**GIVEN REQUEST**
Gather from the listing below each line that includes the word "حاضر", and copy it.

**Items from a data source**
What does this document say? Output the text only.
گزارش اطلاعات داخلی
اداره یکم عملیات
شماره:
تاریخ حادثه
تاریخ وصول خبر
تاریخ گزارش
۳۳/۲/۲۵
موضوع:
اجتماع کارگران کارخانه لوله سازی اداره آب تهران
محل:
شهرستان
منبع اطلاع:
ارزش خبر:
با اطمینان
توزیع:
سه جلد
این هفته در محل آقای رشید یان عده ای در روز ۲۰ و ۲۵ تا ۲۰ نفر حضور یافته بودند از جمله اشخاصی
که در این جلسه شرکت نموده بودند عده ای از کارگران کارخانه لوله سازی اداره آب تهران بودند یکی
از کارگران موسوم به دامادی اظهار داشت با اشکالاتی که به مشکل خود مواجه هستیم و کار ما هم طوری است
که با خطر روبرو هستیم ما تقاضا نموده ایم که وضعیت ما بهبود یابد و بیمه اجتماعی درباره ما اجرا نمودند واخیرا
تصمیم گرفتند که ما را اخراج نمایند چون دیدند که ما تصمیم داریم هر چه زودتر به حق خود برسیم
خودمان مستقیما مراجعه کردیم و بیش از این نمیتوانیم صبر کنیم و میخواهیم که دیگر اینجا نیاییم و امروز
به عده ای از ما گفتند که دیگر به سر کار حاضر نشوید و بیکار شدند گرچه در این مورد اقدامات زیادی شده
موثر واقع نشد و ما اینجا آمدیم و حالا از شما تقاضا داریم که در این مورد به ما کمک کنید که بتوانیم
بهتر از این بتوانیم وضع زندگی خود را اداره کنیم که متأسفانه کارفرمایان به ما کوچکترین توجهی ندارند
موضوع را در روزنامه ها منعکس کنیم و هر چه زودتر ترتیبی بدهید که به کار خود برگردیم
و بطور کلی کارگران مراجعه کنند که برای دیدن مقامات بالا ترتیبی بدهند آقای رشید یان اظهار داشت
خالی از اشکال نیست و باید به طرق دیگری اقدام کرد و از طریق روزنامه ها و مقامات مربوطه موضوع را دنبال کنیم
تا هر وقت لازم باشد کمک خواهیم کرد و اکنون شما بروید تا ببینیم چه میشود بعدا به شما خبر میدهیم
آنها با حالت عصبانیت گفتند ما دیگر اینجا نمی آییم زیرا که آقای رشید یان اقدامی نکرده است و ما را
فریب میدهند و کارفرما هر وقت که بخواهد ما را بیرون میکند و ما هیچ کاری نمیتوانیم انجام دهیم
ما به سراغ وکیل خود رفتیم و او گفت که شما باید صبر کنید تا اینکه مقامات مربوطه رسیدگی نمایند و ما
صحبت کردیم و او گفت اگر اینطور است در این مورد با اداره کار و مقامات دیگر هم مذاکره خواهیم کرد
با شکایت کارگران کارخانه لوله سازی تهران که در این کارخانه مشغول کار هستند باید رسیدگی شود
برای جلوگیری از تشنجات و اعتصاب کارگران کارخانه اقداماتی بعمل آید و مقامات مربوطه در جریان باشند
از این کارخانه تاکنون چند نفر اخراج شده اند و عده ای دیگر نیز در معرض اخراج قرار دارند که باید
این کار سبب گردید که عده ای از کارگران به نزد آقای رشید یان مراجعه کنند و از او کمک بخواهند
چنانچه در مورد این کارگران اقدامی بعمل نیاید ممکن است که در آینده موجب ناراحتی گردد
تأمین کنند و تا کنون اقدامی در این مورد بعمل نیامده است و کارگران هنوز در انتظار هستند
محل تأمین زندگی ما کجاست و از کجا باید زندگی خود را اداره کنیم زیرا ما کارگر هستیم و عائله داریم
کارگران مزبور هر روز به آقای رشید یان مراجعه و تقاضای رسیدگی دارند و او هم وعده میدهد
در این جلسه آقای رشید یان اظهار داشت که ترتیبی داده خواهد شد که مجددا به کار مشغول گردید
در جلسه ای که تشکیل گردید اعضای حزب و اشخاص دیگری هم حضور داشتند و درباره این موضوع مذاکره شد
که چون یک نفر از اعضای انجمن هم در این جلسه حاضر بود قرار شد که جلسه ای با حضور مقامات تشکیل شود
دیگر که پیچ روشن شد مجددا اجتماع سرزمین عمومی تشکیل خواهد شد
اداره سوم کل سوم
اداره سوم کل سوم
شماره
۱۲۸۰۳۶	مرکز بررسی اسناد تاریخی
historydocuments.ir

**RIGHT ANSWER**
به عده ای از ما گفتند که دیگر به سر کار حاضر نشوید و بیکار شدند گرچه در این مورد اقدامات زیادی شده
که چون یک نفر از اعضای انجمن هم در این جلسه حاضر بود قرار شد که جلسه ای با حضور مقامات تشکیل شود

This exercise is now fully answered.